___ INFORMATION PROVIDED ___

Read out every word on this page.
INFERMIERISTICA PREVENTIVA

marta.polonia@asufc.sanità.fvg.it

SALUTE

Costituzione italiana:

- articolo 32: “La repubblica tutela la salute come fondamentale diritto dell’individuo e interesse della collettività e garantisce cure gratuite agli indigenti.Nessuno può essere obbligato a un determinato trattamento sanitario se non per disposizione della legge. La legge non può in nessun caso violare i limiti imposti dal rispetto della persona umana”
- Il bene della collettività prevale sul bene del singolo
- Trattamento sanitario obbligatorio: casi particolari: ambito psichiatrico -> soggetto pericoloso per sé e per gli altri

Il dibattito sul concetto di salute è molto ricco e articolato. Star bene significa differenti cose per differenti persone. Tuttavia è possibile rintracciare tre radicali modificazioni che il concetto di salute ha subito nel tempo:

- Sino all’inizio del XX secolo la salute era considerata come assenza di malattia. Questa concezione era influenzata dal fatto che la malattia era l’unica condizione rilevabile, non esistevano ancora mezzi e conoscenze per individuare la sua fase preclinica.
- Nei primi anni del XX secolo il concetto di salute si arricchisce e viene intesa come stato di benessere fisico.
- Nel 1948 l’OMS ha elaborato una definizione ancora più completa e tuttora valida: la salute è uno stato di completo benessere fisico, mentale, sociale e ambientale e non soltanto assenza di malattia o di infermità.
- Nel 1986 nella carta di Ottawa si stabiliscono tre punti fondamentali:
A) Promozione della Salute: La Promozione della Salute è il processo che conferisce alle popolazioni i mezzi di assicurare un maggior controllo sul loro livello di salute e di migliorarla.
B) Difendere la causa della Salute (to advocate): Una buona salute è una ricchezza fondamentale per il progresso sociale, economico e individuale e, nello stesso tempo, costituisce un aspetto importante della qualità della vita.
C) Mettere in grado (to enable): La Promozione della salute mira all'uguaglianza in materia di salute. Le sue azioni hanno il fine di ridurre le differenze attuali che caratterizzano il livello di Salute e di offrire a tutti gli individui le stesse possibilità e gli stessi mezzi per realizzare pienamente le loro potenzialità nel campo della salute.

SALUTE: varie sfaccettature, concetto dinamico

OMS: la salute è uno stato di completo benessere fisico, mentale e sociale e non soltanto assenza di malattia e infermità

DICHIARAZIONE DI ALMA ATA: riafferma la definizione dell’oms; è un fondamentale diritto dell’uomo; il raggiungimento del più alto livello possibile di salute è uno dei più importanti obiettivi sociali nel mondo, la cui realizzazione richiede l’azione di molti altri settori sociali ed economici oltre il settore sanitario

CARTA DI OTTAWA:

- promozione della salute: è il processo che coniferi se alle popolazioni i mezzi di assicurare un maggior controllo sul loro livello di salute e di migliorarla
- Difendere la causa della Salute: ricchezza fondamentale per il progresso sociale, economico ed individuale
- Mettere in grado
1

___

» DIRECTIONS: Transcribe all the entries, keeping each one exactly as it is.

» FINAL RESULT:
Read out every word on this page.
INFERMIERISTICA PREVENTIVA

marta.polonia@asufc.sanità.fvg.it

SALUTE

Costituzione italiana:

- articolo 32: “La repubblica tutela la salute come fondamentale diritto dell’individuo e interesse della collettività e garantisce cure gratuite agli indigenti.Nessuno può essere obbligato a un determinato trattamento sanitario se non per disposizione della legge. La legge non può in nessun caso violare i limiti imposti dal rispetto della persona umana”
- Il bene della collettività prevale sul bene del singolo
- Trattamento sanitario obbligatorio: casi particolari: ambito psichiatrico -> soggetto pericoloso per sé e per gli altri

Il dibattito sul concetto di salute è molto ricco e articolato. Star bene significa differenti cose per differenti persone. Tuttavia è possibile rintracciare tre radicali modificazioni che il concetto di salute ha subito nel tempo:

- Sino all’inizio del XX secolo la salute era considerata come assenza di malattia. Questa concezione era influenzata dal fatto che la malattia era l’unica condizione rilevabile, non esistevano ancora mezzi e conoscenze per individuare la sua fase preclinica.
- Nei primi anni del XX secolo il concetto di salute si arricchisce e viene intesa come stato di benessere fisico.
- Nel 1948 l’OMS ha elaborato una definizione ancora più completa e tuttora valida: la salute è uno stato di completo benessere fisico, mentale, sociale e ambientale e non soltanto assenza di malattia o di infermità.
- Nel 1986 nella carta di Ottawa si stabiliscono tre punti fondamentali:
A) Promozione della Salute: La Promozione della Salute è il processo che conferisce alle popolazioni i mezzi di assicurare un maggior controllo sul loro livello di salute e di migliorarla.
B) Difendere la causa della Salute (to advocate): Una buona salute è una ricchezza fondamentale per il progresso sociale, economico e individuale e, nello stesso tempo, costituisce un aspetto importante della qualità della vita.
C) Mettere in grado (to enable): La Promozione della salute mira all'uguaglianza in materia di salute. Le sue azioni hanno il fine di ridurre le differenze attuali che caratterizzano il livello di Salute e di offrire a tutti gli individui le stesse possibilità e gli stessi mezzi per realizzare pienamente le loro potenzialità nel campo della salute.

SALUTE: varie sfaccettature, concetto dinamico

OMS: la salute è uno stato di completo benessere fisico, mentale e sociale e non soltanto assenza di malattia e infermità

DICHIARAZIONE DI ALMA ATA: riafferma la definizione dell’oms; è un fondamentale diritto dell’uomo; il raggiungimento del più alto livello possibile di salute è uno dei più importanti obiettivi sociali nel mondo, la cui realizzazione richiede l’azione di molti altri settori sociali ed economici oltre il settore sanitario

CARTA DI OTTAWA:

- promozione della salute: è il processo che coniferi se alle popolazioni i mezzi di assicurare un maggior controllo sul loro livello di salute e di migliorarla
- Difendere la causa della Salute: ricchezza fondamentale per il progresso sociale, economico ed individuale
- Mettere in grado
1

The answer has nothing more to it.